• _EXERCISE DETAILS_
Look through the listing and locate every line containing the word "image"; copy those lines.

(Data records)
● ● ● ● ●
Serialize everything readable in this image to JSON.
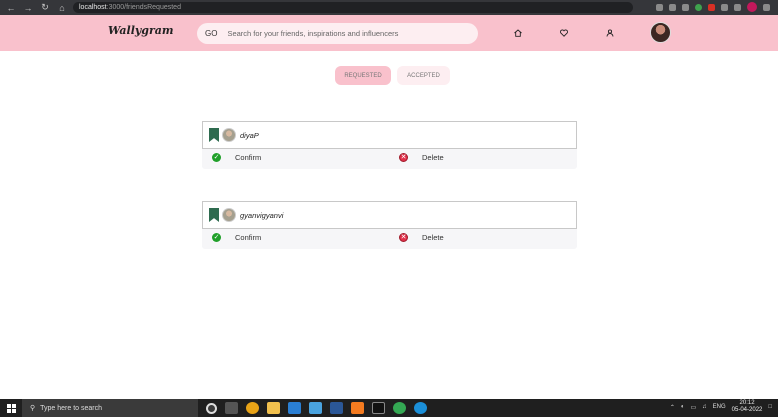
{
  "browser": {
    "url_host": "localhost",
    "url_rest": ":3000/friendsRequested",
    "nav_icons": [
      "back-icon",
      "forward-icon",
      "reload-icon",
      "home-icon"
    ]
  },
  "header": {
    "logo": "Wallygram",
    "search_go": "GO",
    "search_placeholder": "Search for your friends, inspirations and influencers",
    "icons": [
      "home-icon",
      "heart-icon",
      "profile-icon"
    ]
  },
  "tabs": [
    {
      "label": "REQUESTED",
      "active": true
    },
    {
      "label": "ACCEPTED",
      "active": false
    }
  ],
  "requests": [
    {
      "username": "diyaP",
      "confirm_label": "Confirm",
      "delete_label": "Delete"
    },
    {
      "username": "gyanvigyanvi",
      "confirm_label": "Confirm",
      "delete_label": "Delete"
    }
  ],
  "taskbar": {
    "search_placeholder": "Type here to search",
    "lang": "ENG",
    "time": "20:12",
    "date": "05-04-2022"
  },
  "colors": {
    "accent_pink": "#f9c1cc",
    "light_pink": "#fdeef1",
    "confirm_green": "#20a02a",
    "delete_red": "#e0304a"
  }
}
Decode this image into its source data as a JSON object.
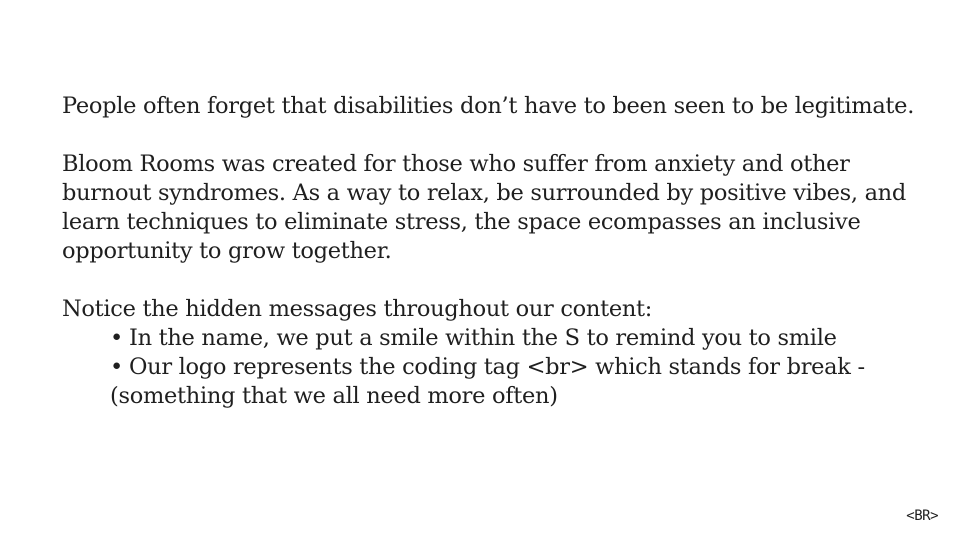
{
  "paragraphs": {
    "p1": "People often forget that disabilities don’t have to been seen to be legitimate.",
    "p2": "Bloom Rooms was created for those who suffer from anxiety and other burnout syndromes. As a way to relax, be surrounded by positive vibes, and learn techniques to eliminate stress, the space ecompasses an inclusive opportunity to grow together.",
    "p3_intro": "Notice the hidden messages throughout our content:"
  },
  "bullets": {
    "marker": "•",
    "items": [
      "In the name, we put a smile within the S to remind you to smile",
      "Our logo represents the coding tag <br> which stands for break - (something that we all need more often)"
    ]
  },
  "logo": {
    "text": "<BR>"
  }
}
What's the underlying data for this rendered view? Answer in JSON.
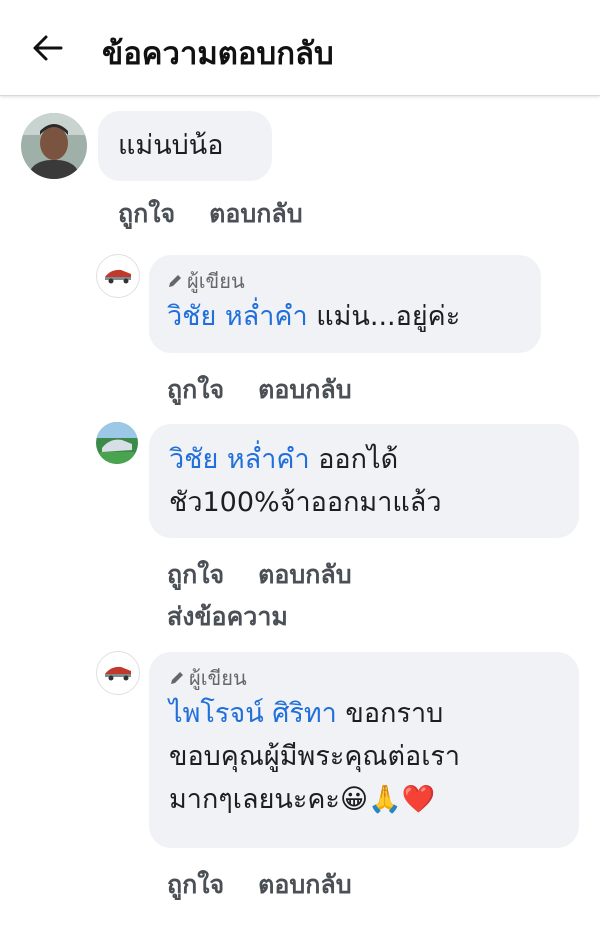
● ● ● ● ●
• _SOLUTION TO THIS PROBLEM_
Serialize everything readable in this image to JSON.
Decode this image into its source data as a JSON object.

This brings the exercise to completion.